WHAT THE TASK REQUIRES: Provide only the number of lines where "also" occurs.

::::

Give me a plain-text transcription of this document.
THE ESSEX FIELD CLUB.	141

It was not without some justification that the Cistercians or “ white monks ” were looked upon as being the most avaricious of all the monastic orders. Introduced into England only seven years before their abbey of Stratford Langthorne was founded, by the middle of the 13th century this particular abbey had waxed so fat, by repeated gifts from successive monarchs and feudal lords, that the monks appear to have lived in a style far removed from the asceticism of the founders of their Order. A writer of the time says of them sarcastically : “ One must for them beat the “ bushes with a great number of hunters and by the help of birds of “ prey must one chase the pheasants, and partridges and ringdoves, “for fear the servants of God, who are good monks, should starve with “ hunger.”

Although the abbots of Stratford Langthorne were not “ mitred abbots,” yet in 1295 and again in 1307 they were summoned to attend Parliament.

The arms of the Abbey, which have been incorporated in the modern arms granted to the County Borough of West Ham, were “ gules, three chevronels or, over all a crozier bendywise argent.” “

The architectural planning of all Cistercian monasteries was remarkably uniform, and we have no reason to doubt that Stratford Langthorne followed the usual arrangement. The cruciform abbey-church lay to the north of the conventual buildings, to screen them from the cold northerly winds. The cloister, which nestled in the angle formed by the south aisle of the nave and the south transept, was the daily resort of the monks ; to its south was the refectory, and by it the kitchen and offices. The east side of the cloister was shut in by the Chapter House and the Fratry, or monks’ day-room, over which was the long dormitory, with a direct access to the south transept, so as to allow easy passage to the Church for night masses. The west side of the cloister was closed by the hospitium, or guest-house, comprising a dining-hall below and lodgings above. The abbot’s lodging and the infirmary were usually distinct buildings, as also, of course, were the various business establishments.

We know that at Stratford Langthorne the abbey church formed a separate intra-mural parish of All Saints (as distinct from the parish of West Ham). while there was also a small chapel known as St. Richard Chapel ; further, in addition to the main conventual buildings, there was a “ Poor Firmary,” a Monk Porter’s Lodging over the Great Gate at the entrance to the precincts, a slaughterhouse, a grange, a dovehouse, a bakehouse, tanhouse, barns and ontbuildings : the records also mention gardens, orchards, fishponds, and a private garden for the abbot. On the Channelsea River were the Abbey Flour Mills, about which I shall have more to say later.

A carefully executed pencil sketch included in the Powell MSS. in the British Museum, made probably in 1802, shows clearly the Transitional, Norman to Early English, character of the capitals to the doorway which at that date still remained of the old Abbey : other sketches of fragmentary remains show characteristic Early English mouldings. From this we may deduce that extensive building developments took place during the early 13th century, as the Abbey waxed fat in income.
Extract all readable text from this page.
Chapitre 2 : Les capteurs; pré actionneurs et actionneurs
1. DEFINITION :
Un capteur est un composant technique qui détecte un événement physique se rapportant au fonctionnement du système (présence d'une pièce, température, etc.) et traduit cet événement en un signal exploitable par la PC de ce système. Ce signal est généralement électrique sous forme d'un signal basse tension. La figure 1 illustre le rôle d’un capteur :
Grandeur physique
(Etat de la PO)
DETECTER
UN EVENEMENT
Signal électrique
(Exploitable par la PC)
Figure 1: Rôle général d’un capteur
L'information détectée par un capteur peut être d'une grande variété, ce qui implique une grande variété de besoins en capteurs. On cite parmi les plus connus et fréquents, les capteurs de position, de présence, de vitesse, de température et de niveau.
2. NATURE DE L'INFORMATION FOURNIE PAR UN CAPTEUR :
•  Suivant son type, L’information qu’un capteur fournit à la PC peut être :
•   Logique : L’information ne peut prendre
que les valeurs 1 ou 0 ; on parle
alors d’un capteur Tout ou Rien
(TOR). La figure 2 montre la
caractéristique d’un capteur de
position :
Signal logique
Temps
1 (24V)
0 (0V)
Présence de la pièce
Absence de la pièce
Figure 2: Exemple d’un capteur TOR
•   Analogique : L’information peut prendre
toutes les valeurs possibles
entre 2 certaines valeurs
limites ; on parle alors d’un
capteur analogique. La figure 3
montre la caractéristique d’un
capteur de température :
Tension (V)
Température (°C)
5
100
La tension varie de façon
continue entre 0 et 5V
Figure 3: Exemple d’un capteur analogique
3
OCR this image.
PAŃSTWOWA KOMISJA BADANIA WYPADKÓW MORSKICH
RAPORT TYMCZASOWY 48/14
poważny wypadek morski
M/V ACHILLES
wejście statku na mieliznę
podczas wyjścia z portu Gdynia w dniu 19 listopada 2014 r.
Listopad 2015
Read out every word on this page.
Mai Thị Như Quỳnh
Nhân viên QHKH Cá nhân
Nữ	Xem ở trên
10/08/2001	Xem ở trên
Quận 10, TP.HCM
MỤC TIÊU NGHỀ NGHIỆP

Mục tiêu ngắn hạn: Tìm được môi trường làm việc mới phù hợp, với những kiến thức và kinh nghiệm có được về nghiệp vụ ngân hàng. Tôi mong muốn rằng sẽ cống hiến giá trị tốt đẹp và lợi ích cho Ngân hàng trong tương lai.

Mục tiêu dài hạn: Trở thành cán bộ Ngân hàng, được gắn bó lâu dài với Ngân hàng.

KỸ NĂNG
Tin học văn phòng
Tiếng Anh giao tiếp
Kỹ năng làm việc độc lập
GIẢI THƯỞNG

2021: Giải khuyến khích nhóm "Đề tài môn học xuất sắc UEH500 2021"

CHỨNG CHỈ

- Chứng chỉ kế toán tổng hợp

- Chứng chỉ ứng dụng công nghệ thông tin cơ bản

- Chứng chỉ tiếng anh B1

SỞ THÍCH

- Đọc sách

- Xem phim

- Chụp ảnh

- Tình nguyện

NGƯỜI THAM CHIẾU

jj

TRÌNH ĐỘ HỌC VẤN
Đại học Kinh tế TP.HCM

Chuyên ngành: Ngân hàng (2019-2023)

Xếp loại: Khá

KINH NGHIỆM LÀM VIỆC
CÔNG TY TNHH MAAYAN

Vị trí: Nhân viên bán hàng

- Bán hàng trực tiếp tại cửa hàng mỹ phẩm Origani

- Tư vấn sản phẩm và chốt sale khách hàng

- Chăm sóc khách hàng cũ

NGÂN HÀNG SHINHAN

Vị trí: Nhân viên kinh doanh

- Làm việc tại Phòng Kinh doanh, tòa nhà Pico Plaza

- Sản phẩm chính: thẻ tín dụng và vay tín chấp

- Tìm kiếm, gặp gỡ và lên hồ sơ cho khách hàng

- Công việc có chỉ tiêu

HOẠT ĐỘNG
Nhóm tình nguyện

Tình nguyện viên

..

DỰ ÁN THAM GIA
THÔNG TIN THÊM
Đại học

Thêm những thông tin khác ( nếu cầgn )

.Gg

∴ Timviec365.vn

::::

EXERCISE RESPONSE: 2